# [TASK DIRECTIONS]
Put the listing into a numbered list, from its first line through the line containing "y-tick-label: 0 bbox=[64, 558, 74, 578]", both included, and omit any blank lines.

# [RECORDS TO PROCESS]
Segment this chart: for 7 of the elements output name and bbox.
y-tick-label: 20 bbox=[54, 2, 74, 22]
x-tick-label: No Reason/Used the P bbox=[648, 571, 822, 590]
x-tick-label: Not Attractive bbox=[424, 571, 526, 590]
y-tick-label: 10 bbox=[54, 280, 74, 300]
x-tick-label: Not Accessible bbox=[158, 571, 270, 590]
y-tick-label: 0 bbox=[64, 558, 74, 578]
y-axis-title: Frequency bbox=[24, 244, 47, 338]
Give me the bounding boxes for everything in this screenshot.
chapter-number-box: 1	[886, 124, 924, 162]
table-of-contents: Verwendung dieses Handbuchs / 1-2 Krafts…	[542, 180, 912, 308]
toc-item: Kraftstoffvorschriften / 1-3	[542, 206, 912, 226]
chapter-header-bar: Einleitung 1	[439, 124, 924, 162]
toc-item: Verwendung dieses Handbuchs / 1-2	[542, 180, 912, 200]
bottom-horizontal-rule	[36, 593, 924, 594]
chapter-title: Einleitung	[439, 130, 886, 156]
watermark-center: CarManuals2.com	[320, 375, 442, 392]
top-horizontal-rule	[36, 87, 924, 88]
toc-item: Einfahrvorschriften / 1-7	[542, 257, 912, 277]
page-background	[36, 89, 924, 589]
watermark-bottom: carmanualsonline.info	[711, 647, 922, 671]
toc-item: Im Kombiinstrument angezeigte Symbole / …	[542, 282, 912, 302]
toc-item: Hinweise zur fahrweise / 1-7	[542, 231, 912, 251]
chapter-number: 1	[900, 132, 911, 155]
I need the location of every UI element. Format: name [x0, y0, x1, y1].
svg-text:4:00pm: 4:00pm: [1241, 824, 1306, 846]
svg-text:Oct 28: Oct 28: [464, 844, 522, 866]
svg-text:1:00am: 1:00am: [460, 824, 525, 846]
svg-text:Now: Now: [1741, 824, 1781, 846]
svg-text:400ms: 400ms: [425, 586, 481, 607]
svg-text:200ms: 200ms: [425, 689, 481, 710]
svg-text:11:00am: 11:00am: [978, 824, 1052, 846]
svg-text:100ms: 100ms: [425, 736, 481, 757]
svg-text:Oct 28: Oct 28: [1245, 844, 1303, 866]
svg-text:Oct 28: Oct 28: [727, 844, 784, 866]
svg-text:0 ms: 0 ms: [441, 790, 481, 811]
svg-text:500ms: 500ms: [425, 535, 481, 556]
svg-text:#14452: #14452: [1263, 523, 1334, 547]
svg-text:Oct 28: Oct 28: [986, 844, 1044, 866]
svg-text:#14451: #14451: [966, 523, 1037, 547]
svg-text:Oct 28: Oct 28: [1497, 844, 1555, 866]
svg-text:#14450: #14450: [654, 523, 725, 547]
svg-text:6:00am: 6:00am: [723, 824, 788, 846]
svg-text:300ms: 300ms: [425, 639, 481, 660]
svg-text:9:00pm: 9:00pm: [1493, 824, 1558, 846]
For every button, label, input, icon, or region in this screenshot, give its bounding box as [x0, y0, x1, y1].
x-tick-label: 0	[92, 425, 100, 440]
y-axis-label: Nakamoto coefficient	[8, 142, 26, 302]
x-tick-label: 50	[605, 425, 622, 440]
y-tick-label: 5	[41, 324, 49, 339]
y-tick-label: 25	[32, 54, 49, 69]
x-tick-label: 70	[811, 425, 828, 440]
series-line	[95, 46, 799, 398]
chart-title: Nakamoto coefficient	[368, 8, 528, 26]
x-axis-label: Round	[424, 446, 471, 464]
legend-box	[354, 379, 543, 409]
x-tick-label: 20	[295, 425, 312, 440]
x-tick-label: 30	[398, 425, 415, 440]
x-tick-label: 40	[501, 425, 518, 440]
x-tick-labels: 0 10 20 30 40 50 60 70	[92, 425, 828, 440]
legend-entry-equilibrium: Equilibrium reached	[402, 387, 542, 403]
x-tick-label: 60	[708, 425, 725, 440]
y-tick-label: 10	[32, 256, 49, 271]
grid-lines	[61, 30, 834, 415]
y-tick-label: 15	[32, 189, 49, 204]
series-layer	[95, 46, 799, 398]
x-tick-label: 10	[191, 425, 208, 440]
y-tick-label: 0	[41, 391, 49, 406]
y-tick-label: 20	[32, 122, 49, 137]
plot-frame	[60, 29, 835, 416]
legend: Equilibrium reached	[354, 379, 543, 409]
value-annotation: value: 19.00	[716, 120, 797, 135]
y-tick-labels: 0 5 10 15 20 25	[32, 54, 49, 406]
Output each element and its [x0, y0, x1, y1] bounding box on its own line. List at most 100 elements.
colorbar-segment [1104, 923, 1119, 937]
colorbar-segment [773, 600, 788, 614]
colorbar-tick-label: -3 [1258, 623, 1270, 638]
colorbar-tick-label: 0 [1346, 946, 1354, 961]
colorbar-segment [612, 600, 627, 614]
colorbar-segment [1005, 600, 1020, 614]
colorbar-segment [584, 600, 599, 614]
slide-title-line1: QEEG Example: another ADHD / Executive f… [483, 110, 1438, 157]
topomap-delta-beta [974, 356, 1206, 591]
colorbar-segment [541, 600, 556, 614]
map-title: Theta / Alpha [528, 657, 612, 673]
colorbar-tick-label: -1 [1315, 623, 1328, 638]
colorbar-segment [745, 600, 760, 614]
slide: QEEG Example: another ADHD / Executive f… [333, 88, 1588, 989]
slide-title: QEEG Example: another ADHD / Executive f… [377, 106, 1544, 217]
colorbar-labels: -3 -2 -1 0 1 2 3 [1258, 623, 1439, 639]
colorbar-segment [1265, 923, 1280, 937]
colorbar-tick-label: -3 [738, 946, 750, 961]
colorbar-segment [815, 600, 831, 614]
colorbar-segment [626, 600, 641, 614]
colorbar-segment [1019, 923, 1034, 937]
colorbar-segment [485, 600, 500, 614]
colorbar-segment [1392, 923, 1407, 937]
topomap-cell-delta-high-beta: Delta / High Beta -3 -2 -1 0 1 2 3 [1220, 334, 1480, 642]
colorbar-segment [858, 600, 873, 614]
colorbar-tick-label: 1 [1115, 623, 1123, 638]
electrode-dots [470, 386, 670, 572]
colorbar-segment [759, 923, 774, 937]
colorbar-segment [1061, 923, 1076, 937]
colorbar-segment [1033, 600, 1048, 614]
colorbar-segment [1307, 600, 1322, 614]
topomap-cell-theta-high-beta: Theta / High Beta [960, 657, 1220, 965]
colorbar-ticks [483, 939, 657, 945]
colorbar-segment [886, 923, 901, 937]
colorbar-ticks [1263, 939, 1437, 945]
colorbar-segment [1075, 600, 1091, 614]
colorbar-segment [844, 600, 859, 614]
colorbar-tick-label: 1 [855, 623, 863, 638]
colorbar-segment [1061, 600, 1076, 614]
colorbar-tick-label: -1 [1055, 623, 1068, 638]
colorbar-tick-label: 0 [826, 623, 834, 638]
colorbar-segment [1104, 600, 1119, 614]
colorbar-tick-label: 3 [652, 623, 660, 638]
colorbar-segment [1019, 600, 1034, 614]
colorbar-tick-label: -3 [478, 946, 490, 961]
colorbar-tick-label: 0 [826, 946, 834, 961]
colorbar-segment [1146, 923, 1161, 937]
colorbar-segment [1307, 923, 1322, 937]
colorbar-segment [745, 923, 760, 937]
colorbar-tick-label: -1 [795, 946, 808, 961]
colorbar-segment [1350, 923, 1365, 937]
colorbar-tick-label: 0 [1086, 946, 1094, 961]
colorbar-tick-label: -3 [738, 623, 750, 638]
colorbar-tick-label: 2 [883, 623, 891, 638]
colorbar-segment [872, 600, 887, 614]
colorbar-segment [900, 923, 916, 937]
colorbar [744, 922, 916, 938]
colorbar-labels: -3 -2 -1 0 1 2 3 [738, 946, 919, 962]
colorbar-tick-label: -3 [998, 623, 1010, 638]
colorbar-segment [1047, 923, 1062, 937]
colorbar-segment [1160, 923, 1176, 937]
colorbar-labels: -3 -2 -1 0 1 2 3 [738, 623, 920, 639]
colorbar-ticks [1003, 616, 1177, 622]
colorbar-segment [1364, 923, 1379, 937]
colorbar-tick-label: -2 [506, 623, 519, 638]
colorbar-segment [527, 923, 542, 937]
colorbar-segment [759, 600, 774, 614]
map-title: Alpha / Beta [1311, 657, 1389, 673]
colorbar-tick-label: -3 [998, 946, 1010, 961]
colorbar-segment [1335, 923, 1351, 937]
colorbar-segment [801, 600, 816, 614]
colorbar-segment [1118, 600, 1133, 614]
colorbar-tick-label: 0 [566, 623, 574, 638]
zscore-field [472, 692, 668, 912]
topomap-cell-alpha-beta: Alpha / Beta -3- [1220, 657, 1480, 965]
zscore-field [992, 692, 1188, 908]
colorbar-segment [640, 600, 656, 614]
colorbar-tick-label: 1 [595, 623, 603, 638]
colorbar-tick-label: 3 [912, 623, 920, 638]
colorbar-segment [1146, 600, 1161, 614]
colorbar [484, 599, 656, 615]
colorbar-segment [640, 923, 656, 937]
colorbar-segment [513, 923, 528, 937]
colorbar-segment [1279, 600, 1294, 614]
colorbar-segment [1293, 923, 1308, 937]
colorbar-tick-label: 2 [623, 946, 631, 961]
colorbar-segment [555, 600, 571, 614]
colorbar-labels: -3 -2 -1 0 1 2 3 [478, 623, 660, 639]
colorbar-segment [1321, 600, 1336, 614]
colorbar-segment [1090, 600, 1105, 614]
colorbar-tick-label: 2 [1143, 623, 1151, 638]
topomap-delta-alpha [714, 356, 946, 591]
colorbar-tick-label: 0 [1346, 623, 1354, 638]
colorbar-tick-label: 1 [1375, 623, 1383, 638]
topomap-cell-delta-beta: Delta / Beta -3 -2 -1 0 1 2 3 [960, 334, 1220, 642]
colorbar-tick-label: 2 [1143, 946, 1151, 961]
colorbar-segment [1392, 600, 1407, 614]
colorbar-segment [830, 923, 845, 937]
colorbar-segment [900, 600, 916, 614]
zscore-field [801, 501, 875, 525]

# [SOLUTION FOR THIS PROBLEM]
1. Segment this chart: for 7 of the elements output name and bbox.
2. y-tick-label: 20 bbox=[54, 2, 74, 22]
3. x-tick-label: No Reason/Used the P bbox=[648, 571, 822, 590]
4. x-tick-label: Not Attractive bbox=[424, 571, 526, 590]
5. y-tick-label: 10 bbox=[54, 280, 74, 300]
6. x-tick-label: Not Accessible bbox=[158, 571, 270, 590]
7. y-tick-label: 0 bbox=[64, 558, 74, 578]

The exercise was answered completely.